*TASK TO COMPLETE*. Without further comment, state how many lines in the listing below contain the word "Тверской".

◇ ◇ ◇ ◇ ◇

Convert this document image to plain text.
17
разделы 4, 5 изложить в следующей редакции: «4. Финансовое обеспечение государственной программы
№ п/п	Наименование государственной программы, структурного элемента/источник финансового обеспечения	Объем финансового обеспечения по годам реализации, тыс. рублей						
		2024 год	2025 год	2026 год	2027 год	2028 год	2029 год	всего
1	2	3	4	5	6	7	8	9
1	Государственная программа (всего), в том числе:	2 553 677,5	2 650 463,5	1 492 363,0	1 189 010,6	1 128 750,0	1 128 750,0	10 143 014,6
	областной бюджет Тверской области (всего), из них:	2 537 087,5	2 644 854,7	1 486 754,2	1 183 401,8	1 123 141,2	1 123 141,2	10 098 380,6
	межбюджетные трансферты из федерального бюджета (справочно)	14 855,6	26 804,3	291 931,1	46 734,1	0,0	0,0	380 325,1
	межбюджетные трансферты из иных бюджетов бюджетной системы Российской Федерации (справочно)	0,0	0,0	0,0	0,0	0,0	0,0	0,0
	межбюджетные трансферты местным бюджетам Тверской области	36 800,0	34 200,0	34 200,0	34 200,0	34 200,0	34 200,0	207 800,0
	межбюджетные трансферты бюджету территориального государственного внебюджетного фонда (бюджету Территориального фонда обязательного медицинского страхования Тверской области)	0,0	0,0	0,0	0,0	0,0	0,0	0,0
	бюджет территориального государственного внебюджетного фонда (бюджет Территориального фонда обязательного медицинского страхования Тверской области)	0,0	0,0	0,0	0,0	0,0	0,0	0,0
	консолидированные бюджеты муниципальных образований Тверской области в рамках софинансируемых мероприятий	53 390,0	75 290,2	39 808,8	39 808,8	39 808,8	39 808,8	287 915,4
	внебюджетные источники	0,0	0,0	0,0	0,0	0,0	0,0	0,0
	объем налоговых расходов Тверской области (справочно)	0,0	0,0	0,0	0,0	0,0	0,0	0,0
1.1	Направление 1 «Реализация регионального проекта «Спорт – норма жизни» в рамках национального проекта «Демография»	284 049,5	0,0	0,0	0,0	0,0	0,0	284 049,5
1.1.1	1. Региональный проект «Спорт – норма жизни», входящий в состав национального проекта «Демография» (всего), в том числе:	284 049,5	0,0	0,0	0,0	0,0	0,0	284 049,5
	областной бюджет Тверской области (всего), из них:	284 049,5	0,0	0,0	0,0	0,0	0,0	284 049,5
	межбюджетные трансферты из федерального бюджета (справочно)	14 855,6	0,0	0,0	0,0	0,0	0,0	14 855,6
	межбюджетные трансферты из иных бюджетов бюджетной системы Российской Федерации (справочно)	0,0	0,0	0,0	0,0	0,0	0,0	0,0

◇ ◇ ◇ ◇ ◇

*FINAL RESULT*. 7